(MATERIAL TO PROCESS)
* begin *

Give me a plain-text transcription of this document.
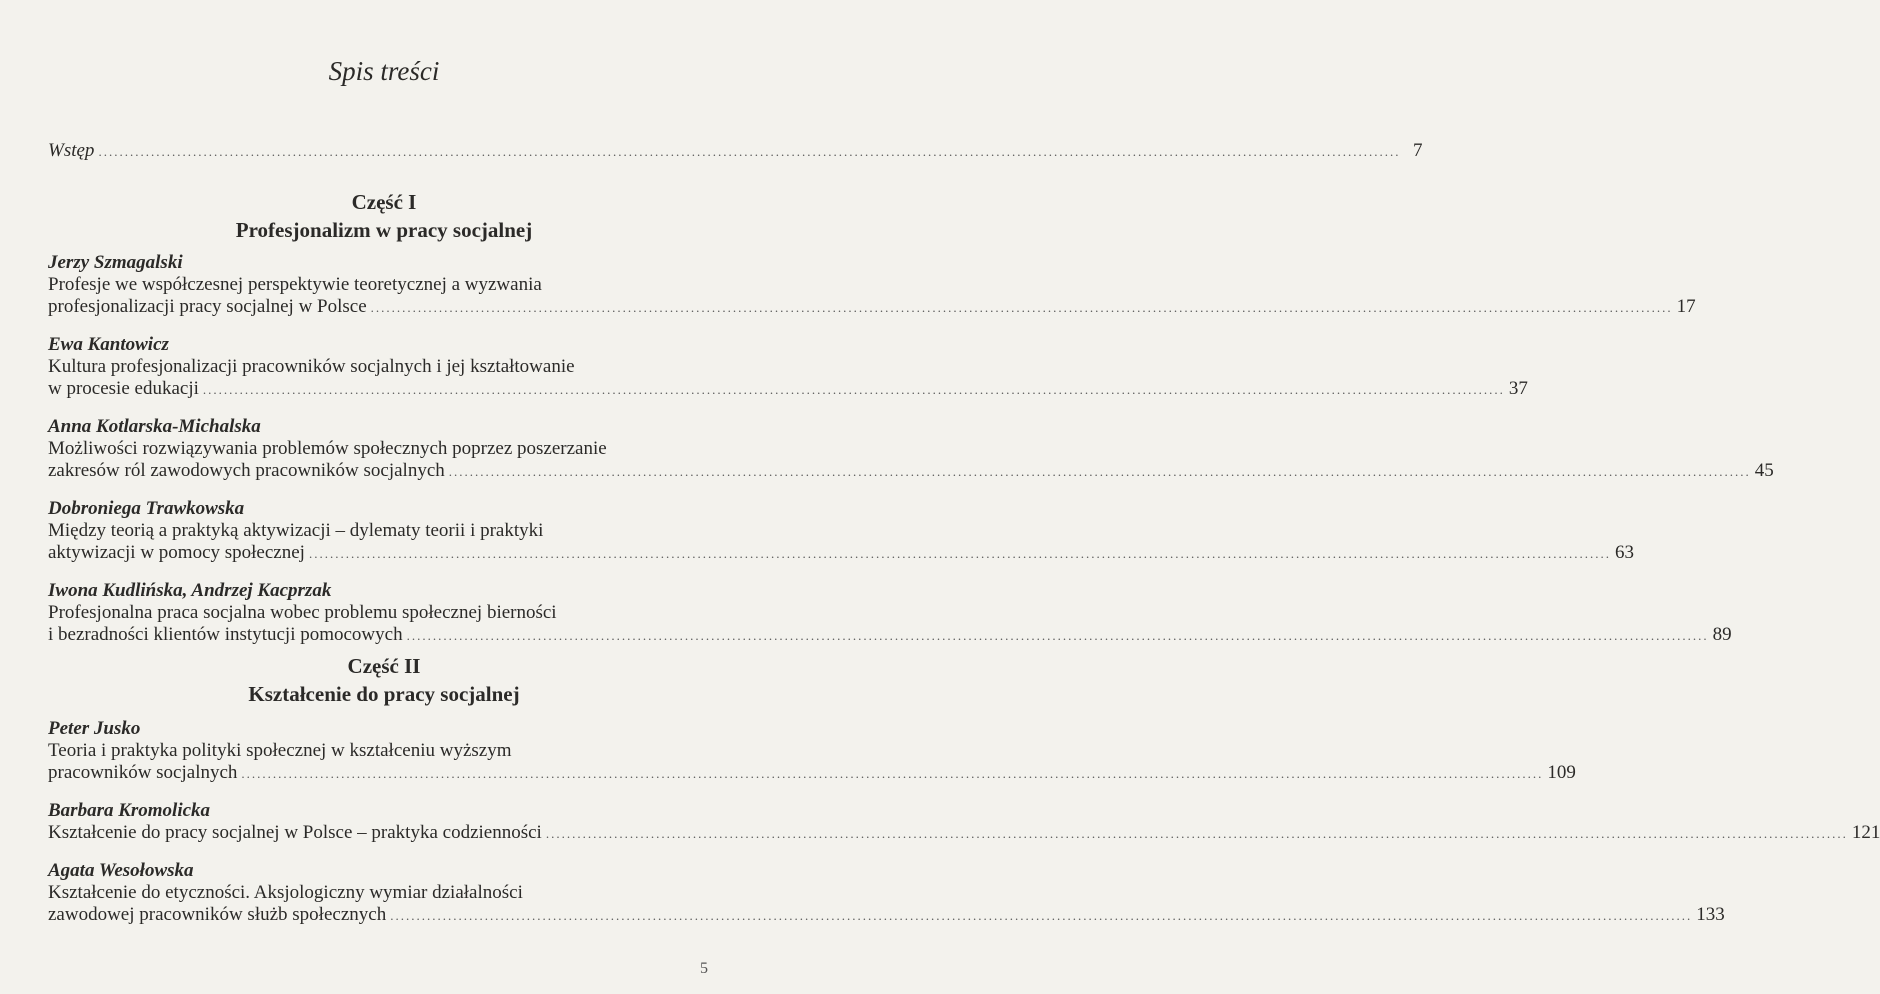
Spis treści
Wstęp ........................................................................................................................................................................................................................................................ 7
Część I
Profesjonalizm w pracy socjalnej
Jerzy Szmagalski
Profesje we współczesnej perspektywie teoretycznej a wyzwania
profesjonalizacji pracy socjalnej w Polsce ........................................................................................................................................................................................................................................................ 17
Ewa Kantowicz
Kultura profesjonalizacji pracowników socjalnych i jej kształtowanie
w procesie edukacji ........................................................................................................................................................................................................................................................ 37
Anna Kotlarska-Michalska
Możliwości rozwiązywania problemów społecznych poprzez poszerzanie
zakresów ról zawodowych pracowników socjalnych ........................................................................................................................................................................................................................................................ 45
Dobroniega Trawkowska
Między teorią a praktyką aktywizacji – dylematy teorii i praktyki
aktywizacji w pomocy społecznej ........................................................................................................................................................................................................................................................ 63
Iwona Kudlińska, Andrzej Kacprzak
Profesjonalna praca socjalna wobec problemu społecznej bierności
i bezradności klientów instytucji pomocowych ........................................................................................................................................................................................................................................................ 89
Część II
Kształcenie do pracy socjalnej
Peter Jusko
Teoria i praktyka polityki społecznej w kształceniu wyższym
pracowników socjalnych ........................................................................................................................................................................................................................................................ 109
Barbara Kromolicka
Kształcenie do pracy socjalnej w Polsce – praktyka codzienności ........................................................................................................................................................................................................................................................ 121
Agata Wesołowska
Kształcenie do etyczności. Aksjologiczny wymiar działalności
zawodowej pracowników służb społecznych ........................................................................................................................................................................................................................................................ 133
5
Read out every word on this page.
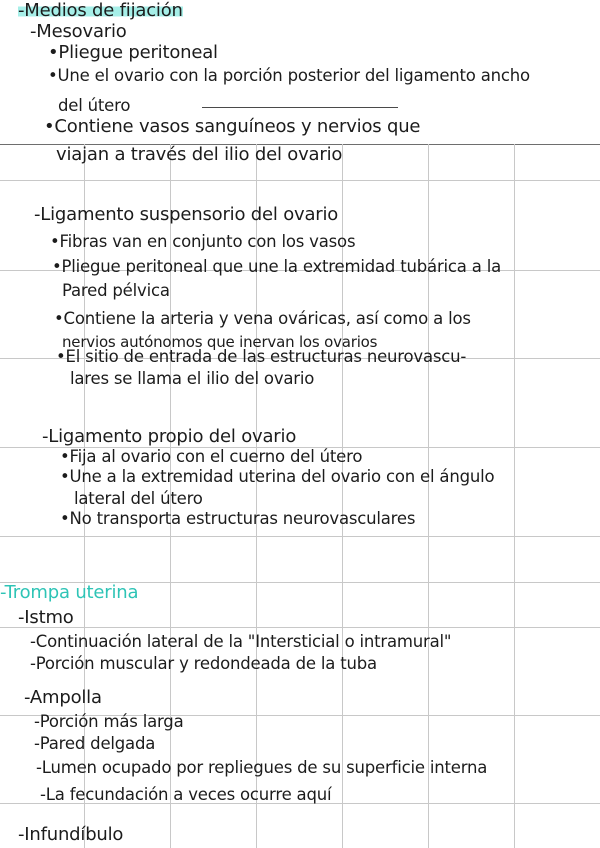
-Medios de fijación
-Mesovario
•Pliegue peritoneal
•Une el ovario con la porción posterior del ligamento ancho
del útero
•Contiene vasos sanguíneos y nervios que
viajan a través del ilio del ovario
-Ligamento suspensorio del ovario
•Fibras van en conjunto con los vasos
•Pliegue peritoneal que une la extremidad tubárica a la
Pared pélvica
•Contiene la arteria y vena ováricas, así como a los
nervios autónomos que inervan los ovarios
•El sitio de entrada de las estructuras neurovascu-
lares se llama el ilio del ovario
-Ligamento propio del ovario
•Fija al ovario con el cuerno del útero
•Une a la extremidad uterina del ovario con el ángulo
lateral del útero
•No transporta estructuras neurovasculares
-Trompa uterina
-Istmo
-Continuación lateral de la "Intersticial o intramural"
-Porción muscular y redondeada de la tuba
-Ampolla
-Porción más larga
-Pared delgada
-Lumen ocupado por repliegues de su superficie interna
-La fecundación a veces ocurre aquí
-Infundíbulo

* end *

(DO THIS)
Reproduce all of the data exactly; the pictures do not belong in the copy.

(REPLY TO THE EXERCISE)
Give me a plain-text transcription of this document.
Spis treści
Wstęp ........................................................................................................................................................................................................................................................ 7
Część I
Profesjonalizm w pracy socjalnej
Jerzy Szmagalski
Profesje we współczesnej perspektywie teoretycznej a wyzwania
profesjonalizacji pracy socjalnej w Polsce ........................................................................................................................................................................................................................................................ 17
Ewa Kantowicz
Kultura profesjonalizacji pracowników socjalnych i jej kształtowanie
w procesie edukacji ........................................................................................................................................................................................................................................................ 37
Anna Kotlarska-Michalska
Możliwości rozwiązywania problemów społecznych poprzez poszerzanie
zakresów ról zawodowych pracowników socjalnych ........................................................................................................................................................................................................................................................ 45
Dobroniega Trawkowska
Między teorią a praktyką aktywizacji – dylematy teorii i praktyki
aktywizacji w pomocy społecznej ........................................................................................................................................................................................................................................................ 63
Iwona Kudlińska, Andrzej Kacprzak
Profesjonalna praca socjalna wobec problemu społecznej bierności
i bezradności klientów instytucji pomocowych ........................................................................................................................................................................................................................................................ 89
Część II
Kształcenie do pracy socjalnej
Peter Jusko
Teoria i praktyka polityki społecznej w kształceniu wyższym
pracowników socjalnych ........................................................................................................................................................................................................................................................ 109
Barbara Kromolicka
Kształcenie do pracy socjalnej w Polsce – praktyka codzienności ........................................................................................................................................................................................................................................................ 121
Agata Wesołowska
Kształcenie do etyczności. Aksjologiczny wymiar działalności
zawodowej pracowników służb społecznych ........................................................................................................................................................................................................................................................ 133
5
Read out every word on this page.
-Medios de fijación
-Mesovario
•Pliegue peritoneal
•Une el ovario con la porción posterior del ligamento ancho
del útero
•Contiene vasos sanguíneos y nervios que
viajan a través del ilio del ovario
-Ligamento suspensorio del ovario
•Fibras van en conjunto con los vasos
•Pliegue peritoneal que une la extremidad tubárica a la
Pared pélvica
•Contiene la arteria y vena ováricas, así como a los
nervios autónomos que inervan los ovarios
•El sitio de entrada de las estructuras neurovascu-
lares se llama el ilio del ovario
-Ligamento propio del ovario
•Fija al ovario con el cuerno del útero
•Une a la extremidad uterina del ovario con el ángulo
lateral del útero
•No transporta estructuras neurovasculares
-Trompa uterina
-Istmo
-Continuación lateral de la "Intersticial o intramural"
-Porción muscular y redondeada de la tuba
-Ampolla
-Porción más larga
-Pared delgada
-Lumen ocupado por repliegues de su superficie interna
-La fecundación a veces ocurre aquí
-Infundíbulo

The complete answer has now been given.